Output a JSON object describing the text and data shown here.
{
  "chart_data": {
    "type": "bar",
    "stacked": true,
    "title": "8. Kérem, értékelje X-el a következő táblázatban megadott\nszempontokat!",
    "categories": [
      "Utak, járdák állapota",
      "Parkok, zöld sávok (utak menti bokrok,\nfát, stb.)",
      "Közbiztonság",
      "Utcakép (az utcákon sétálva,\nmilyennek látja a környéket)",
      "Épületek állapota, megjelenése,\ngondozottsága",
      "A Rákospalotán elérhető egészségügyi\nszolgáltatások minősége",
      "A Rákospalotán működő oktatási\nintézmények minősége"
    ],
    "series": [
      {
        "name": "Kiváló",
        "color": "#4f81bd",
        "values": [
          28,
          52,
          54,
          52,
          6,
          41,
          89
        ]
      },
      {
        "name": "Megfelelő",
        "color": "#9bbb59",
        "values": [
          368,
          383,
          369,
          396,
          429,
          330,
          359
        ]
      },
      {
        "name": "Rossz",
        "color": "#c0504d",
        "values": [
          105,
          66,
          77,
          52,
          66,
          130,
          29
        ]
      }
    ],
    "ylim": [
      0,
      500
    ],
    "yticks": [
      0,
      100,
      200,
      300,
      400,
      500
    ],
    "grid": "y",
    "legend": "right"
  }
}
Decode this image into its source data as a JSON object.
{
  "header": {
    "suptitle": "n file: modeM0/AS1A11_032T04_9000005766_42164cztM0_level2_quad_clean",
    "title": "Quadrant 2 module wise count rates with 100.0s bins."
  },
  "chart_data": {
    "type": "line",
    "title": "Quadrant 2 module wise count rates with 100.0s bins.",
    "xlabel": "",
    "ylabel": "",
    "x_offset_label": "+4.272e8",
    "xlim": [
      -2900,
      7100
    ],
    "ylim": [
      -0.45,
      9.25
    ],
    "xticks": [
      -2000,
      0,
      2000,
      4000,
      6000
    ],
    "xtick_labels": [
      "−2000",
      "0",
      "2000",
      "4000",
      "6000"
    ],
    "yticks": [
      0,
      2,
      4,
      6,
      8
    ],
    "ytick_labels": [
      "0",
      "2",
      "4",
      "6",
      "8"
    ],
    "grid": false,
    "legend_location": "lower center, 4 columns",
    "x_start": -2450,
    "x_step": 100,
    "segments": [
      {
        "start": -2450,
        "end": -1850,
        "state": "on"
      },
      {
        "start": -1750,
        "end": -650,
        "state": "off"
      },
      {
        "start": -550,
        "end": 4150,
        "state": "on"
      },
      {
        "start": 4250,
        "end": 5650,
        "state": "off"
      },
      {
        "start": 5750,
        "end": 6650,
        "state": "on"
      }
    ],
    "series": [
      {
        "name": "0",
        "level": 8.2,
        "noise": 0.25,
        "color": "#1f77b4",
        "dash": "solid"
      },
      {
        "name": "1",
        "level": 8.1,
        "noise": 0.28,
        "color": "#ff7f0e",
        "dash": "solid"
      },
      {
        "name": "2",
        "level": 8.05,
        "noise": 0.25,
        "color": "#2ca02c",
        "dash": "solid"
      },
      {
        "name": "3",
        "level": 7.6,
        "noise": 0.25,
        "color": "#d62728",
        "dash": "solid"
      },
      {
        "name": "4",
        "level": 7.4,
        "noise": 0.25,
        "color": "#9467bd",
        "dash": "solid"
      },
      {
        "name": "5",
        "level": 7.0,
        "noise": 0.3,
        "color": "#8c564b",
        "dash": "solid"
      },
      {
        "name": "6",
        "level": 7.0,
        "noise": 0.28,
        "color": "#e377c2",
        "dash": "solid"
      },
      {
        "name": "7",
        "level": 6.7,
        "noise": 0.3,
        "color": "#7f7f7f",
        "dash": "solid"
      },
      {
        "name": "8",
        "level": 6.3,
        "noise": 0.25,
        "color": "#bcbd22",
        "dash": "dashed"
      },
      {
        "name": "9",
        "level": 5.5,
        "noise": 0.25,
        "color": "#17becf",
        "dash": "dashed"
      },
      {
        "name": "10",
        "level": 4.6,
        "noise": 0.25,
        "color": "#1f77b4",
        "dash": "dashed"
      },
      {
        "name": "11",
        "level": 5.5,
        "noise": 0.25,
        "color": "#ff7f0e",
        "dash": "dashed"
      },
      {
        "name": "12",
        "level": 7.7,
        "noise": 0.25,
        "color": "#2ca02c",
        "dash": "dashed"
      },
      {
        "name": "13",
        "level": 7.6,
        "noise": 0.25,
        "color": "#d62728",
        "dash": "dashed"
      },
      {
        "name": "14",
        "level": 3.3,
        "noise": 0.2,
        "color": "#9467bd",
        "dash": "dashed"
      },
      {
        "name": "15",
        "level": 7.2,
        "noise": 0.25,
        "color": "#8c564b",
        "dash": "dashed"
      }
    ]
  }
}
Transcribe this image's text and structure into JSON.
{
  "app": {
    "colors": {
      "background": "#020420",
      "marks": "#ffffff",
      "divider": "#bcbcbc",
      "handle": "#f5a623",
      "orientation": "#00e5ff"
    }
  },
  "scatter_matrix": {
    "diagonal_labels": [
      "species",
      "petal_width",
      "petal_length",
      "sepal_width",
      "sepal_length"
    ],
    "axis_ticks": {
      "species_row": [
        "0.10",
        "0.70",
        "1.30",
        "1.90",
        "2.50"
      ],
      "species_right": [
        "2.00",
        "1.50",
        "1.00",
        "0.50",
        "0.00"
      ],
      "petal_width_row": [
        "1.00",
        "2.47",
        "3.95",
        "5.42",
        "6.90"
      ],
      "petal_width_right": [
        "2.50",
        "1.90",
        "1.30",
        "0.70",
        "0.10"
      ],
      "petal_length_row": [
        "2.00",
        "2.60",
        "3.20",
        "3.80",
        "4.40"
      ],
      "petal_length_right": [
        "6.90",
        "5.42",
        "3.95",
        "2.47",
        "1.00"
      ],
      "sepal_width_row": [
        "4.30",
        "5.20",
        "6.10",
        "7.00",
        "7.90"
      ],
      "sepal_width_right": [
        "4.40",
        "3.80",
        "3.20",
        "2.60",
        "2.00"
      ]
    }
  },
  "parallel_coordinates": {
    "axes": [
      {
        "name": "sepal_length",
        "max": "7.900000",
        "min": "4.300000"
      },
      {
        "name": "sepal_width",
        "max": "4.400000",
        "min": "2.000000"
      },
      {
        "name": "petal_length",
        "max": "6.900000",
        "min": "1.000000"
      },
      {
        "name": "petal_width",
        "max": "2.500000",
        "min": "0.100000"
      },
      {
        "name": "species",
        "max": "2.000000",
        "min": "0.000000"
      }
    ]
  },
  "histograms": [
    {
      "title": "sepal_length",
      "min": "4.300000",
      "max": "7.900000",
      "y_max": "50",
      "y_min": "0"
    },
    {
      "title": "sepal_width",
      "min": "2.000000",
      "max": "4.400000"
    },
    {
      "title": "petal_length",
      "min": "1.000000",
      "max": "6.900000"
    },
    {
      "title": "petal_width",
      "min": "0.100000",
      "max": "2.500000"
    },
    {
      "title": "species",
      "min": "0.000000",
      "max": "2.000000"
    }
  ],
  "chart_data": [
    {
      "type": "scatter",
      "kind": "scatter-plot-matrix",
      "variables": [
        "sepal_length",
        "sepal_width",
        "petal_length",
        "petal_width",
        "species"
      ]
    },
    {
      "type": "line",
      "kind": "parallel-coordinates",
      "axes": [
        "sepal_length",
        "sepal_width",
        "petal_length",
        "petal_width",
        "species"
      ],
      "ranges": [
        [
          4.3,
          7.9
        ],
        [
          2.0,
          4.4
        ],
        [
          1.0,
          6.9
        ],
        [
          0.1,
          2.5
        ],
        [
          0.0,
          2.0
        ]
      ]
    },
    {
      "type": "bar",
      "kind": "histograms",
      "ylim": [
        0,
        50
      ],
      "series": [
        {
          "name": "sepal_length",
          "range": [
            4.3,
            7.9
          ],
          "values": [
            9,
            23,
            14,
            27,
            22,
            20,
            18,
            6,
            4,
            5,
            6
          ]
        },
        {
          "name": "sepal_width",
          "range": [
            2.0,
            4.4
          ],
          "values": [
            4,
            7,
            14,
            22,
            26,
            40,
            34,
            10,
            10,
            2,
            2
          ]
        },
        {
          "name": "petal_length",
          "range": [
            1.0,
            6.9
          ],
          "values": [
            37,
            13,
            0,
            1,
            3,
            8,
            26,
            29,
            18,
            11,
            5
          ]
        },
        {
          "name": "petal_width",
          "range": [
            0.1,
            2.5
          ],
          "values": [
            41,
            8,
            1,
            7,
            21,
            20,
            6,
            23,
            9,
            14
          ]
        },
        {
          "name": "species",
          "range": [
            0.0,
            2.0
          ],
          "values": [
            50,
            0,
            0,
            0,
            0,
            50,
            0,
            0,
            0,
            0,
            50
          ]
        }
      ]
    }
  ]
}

### Problem requirements
From the data above, copy each line that holds "this".

### Task solution
Decode this image into its source data as a JSON object.
Transcribe this image's text and structure into JSON.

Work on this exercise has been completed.